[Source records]
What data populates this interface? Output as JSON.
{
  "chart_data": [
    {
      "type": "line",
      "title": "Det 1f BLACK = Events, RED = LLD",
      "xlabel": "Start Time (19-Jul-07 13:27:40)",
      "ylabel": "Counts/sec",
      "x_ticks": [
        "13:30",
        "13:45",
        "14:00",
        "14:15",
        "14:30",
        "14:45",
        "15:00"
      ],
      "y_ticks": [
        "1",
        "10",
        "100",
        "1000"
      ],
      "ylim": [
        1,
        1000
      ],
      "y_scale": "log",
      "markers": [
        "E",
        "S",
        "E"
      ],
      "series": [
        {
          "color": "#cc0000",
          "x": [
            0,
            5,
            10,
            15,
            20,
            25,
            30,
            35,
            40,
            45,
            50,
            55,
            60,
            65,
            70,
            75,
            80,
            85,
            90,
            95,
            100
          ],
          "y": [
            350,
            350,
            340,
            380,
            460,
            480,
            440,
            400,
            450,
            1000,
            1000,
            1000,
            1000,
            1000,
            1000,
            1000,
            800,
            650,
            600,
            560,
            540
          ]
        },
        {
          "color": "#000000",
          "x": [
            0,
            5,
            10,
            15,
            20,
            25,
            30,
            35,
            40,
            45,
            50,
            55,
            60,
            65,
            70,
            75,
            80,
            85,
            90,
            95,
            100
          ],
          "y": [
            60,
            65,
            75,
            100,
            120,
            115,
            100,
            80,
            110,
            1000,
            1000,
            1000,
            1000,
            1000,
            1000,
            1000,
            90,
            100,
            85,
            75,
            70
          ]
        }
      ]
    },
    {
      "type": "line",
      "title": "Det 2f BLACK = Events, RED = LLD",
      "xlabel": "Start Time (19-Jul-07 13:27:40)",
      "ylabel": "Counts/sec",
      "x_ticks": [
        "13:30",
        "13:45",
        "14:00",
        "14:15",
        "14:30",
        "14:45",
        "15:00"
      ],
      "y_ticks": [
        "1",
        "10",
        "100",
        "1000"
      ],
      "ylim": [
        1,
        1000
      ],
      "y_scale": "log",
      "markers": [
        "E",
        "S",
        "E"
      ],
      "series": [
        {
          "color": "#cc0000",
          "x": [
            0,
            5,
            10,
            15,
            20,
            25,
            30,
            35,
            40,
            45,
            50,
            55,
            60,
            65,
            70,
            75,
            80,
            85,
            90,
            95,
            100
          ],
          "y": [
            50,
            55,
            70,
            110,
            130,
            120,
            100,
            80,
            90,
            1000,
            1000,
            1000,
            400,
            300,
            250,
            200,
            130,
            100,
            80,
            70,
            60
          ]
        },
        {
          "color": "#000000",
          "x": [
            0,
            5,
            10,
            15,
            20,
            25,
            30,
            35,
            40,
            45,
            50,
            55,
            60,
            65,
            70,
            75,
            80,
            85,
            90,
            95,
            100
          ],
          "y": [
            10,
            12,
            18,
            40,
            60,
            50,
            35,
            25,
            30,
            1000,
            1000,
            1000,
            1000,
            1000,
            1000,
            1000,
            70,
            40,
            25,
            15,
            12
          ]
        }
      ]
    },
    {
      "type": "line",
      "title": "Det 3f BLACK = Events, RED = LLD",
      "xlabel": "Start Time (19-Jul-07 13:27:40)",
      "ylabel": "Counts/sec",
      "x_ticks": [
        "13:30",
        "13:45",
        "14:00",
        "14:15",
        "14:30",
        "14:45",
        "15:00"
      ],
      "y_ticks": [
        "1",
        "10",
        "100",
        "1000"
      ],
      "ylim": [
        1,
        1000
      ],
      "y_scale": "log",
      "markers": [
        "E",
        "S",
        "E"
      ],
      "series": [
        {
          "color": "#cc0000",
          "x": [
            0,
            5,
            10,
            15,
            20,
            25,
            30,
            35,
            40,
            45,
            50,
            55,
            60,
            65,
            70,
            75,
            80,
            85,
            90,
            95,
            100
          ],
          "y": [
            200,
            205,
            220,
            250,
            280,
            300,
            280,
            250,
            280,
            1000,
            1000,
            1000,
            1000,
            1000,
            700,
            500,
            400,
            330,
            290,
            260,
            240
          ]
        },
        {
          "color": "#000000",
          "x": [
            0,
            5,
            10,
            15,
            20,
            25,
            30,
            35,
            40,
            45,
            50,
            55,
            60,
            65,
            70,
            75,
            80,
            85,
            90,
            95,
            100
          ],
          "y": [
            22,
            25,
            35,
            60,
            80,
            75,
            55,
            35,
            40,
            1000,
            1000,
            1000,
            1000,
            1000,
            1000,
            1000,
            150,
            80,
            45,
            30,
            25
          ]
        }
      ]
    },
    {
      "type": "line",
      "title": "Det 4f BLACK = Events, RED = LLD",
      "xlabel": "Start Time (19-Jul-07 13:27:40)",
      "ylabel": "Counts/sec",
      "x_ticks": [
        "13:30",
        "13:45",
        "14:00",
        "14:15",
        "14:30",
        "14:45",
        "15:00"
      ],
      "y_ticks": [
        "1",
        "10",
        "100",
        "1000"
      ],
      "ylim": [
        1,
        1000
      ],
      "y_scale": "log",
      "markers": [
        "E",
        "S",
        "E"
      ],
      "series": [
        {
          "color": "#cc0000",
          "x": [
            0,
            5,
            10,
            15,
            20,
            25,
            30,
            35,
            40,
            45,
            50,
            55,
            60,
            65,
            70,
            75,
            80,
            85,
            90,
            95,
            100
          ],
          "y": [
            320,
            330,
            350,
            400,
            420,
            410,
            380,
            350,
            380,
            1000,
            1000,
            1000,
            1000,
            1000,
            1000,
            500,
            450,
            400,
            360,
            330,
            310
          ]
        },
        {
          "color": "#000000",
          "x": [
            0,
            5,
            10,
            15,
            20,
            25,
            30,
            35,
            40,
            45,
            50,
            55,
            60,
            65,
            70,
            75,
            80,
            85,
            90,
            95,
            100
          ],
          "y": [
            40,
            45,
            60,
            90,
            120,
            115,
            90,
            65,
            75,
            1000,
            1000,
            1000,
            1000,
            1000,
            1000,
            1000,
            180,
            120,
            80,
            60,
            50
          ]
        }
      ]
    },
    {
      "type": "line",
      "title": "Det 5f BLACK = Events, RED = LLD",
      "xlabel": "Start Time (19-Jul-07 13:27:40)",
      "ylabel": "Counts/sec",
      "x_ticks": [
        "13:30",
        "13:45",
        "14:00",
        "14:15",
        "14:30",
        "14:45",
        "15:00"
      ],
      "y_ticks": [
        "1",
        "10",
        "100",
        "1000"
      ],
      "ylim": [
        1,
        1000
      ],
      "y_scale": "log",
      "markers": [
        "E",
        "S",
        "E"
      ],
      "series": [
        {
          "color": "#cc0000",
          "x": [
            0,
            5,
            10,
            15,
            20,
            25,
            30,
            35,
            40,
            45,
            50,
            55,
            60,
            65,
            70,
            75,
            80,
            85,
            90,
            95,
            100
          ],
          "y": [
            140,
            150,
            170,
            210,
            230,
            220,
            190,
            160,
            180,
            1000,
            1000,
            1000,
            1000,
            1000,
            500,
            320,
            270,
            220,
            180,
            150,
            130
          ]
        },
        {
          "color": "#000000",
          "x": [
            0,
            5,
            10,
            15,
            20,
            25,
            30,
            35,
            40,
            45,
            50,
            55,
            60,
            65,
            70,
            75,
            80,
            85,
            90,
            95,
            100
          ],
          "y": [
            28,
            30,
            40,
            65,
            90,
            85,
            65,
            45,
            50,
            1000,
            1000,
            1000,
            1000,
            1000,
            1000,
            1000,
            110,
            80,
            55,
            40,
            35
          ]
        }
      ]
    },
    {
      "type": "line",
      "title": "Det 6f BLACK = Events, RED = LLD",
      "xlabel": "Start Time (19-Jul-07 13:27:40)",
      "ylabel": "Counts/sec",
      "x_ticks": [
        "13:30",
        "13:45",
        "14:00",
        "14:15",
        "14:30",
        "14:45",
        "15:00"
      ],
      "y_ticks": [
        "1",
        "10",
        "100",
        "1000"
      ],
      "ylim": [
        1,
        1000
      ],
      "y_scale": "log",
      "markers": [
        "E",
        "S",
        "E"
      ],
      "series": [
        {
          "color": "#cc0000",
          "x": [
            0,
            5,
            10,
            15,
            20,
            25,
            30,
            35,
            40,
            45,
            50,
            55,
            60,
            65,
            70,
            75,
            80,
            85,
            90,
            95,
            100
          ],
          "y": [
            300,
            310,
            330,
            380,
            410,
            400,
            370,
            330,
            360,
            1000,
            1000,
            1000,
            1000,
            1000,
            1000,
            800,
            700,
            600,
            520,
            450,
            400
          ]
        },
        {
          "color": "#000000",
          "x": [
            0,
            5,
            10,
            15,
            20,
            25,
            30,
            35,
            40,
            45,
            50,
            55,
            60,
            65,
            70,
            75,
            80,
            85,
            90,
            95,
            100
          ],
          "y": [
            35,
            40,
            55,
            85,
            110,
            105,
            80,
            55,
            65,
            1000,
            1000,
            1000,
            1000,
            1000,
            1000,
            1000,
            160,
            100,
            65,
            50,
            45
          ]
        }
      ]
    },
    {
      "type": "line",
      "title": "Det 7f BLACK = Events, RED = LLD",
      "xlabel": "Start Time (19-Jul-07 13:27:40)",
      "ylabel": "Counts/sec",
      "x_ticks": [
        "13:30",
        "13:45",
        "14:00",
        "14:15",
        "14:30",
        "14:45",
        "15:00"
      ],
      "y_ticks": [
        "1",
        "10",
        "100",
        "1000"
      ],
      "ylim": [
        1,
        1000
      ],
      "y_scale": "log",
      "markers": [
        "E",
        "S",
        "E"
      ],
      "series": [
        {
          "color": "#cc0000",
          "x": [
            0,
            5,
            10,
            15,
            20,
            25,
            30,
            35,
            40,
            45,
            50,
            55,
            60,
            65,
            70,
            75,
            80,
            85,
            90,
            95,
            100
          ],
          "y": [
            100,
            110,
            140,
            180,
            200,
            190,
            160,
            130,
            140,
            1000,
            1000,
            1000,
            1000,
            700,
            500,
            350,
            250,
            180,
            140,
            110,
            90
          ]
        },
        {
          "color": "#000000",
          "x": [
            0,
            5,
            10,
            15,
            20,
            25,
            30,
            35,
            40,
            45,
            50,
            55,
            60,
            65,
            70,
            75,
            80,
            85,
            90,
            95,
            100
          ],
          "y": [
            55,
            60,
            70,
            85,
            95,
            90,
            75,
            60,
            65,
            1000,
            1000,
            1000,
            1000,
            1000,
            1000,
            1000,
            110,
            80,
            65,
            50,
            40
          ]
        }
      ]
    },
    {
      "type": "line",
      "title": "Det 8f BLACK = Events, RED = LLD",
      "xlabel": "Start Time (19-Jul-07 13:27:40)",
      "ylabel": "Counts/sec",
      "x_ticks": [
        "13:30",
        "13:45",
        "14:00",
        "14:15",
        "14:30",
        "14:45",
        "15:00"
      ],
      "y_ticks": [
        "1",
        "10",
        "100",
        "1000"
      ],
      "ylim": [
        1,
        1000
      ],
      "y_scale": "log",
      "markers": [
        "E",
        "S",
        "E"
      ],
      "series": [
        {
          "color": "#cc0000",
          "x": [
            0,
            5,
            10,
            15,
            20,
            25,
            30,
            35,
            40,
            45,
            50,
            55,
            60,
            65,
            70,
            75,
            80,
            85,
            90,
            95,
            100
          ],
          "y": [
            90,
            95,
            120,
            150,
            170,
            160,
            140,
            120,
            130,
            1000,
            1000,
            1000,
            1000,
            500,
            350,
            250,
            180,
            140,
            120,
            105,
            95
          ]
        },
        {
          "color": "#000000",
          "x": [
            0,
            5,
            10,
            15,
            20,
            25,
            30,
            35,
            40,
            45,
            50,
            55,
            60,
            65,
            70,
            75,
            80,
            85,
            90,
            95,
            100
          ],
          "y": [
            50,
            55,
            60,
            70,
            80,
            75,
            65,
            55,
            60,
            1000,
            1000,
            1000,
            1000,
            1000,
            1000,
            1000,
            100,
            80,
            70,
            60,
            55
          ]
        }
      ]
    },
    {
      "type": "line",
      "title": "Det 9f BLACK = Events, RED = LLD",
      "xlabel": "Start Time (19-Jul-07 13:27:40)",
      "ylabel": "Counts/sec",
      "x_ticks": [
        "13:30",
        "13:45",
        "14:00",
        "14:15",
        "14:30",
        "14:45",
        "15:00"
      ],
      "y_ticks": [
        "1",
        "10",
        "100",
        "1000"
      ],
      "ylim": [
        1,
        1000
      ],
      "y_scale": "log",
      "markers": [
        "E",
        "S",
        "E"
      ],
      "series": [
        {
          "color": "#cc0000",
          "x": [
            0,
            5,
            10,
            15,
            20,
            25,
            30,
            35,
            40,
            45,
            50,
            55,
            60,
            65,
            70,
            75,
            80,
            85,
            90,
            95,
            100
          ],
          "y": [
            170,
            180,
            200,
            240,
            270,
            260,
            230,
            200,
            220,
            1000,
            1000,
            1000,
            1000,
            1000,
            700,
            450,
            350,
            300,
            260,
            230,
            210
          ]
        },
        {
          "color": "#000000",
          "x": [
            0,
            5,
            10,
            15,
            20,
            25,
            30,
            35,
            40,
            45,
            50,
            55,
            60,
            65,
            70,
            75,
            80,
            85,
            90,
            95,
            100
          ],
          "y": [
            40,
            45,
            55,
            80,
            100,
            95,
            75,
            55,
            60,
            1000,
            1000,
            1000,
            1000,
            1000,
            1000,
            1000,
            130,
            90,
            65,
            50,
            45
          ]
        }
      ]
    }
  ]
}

- _Task instructions_
Search the listing above for the string "BLACK". Copy every line that contains it.

- _Solution below_
      "title": "Det 1f BLACK = Events, RED = LLD",
      "title": "Det 2f BLACK = Events, RED = LLD",
      "title": "Det 3f BLACK = Events, RED = LLD",
      "title": "Det 4f BLACK = Events, RED = LLD",
      "title": "Det 5f BLACK = Events, RED = LLD",
      "title": "Det 6f BLACK = Events, RED = LLD",
      "title": "Det 7f BLACK = Events, RED = LLD",
      "title": "Det 8f BLACK = Events, RED = LLD",
      "title": "Det 9f BLACK = Events, RED = LLD",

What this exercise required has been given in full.